◆ **Records from a collection of figures**:
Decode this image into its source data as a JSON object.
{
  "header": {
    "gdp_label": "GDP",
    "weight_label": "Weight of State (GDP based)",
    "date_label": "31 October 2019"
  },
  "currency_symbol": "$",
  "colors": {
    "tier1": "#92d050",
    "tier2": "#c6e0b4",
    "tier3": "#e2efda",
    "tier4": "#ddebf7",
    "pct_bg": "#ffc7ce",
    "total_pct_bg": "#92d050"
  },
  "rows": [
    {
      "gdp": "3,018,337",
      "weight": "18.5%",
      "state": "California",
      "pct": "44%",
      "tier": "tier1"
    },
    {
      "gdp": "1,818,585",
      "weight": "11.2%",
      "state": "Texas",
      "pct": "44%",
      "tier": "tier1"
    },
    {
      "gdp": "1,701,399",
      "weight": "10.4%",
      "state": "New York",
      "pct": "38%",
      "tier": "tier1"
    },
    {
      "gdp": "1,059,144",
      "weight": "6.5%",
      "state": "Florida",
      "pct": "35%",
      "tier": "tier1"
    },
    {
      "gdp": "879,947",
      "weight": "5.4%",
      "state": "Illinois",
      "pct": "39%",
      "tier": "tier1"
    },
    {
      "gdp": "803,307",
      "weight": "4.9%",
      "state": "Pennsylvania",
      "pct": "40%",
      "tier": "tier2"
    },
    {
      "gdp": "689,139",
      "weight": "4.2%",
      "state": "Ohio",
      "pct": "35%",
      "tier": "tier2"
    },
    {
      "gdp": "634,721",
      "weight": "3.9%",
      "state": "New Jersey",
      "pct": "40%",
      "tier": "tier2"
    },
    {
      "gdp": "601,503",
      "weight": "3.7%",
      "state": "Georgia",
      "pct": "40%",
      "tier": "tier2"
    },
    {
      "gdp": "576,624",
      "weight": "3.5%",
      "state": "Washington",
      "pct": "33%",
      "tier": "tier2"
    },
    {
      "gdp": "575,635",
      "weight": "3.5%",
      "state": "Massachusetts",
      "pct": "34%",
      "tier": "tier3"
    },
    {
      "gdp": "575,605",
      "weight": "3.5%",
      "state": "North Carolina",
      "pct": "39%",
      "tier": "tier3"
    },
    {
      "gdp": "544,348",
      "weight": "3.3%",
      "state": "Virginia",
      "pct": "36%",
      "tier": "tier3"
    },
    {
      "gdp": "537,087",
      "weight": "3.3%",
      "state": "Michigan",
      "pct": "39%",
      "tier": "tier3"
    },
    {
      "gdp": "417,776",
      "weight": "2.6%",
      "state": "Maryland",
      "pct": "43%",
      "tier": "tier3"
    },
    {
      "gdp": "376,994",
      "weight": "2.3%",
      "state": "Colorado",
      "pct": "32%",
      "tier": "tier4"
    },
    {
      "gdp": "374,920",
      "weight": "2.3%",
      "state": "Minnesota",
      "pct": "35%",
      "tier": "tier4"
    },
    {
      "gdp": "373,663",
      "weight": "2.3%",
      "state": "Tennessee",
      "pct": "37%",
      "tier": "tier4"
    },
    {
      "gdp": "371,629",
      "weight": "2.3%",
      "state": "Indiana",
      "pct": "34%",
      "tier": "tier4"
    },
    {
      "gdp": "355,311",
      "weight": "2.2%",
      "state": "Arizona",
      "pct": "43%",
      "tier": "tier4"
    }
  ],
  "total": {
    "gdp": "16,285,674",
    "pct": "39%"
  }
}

◆ **Short exercise**: Extract all of the material exactly as it is written.

◆ **Written reply**:
Decode this image into its source data as a JSON object.
{
  "header": {
    "gdp_label": "GDP",
    "weight_label": "Weight of State (GDP based)",
    "date_label": "31 October 2019"
  },
  "currency_symbol": "$",
  "colors": {
    "tier1": "#92d050",
    "tier2": "#c6e0b4",
    "tier3": "#e2efda",
    "tier4": "#ddebf7",
    "pct_bg": "#ffc7ce",
    "total_pct_bg": "#92d050"
  },
  "rows": [
    {
      "gdp": "3,018,337",
      "weight": "18.5%",
      "state": "California",
      "pct": "44%",
      "tier": "tier1"
    },
    {
      "gdp": "1,818,585",
      "weight": "11.2%",
      "state": "Texas",
      "pct": "44%",
      "tier": "tier1"
    },
    {
      "gdp": "1,701,399",
      "weight": "10.4%",
      "state": "New York",
      "pct": "38%",
      "tier": "tier1"
    },
    {
      "gdp": "1,059,144",
      "weight": "6.5%",
      "state": "Florida",
      "pct": "35%",
      "tier": "tier1"
    },
    {
      "gdp": "879,947",
      "weight": "5.4%",
      "state": "Illinois",
      "pct": "39%",
      "tier": "tier1"
    },
    {
      "gdp": "803,307",
      "weight": "4.9%",
      "state": "Pennsylvania",
      "pct": "40%",
      "tier": "tier2"
    },
    {
      "gdp": "689,139",
      "weight": "4.2%",
      "state": "Ohio",
      "pct": "35%",
      "tier": "tier2"
    },
    {
      "gdp": "634,721",
      "weight": "3.9%",
      "state": "New Jersey",
      "pct": "40%",
      "tier": "tier2"
    },
    {
      "gdp": "601,503",
      "weight": "3.7%",
      "state": "Georgia",
      "pct": "40%",
      "tier": "tier2"
    },
    {
      "gdp": "576,624",
      "weight": "3.5%",
      "state": "Washington",
      "pct": "33%",
      "tier": "tier2"
    },
    {
      "gdp": "575,635",
      "weight": "3.5%",
      "state": "Massachusetts",
      "pct": "34%",
      "tier": "tier3"
    },
    {
      "gdp": "575,605",
      "weight": "3.5%",
      "state": "North Carolina",
      "pct": "39%",
      "tier": "tier3"
    },
    {
      "gdp": "544,348",
      "weight": "3.3%",
      "state": "Virginia",
      "pct": "36%",
      "tier": "tier3"
    },
    {
      "gdp": "537,087",
      "weight": "3.3%",
      "state": "Michigan",
      "pct": "39%",
      "tier": "tier3"
    },
    {
      "gdp": "417,776",
      "weight": "2.6%",
      "state": "Maryland",
      "pct": "43%",
      "tier": "tier3"
    },
    {
      "gdp": "376,994",
      "weight": "2.3%",
      "state": "Colorado",
      "pct": "32%",
      "tier": "tier4"
    },
    {
      "gdp": "374,920",
      "weight": "2.3%",
      "state": "Minnesota",
      "pct": "35%",
      "tier": "tier4"
    },
    {
      "gdp": "373,663",
      "weight": "2.3%",
      "state": "Tennessee",
      "pct": "37%",
      "tier": "tier4"
    },
    {
      "gdp": "371,629",
      "weight": "2.3%",
      "state": "Indiana",
      "pct": "34%",
      "tier": "tier4"
    },
    {
      "gdp": "355,311",
      "weight": "2.2%",
      "state": "Arizona",
      "pct": "43%",
      "tier": "tier4"
    }
  ],
  "total": {
    "gdp": "16,285,674",
    "pct": "39%"
  }
}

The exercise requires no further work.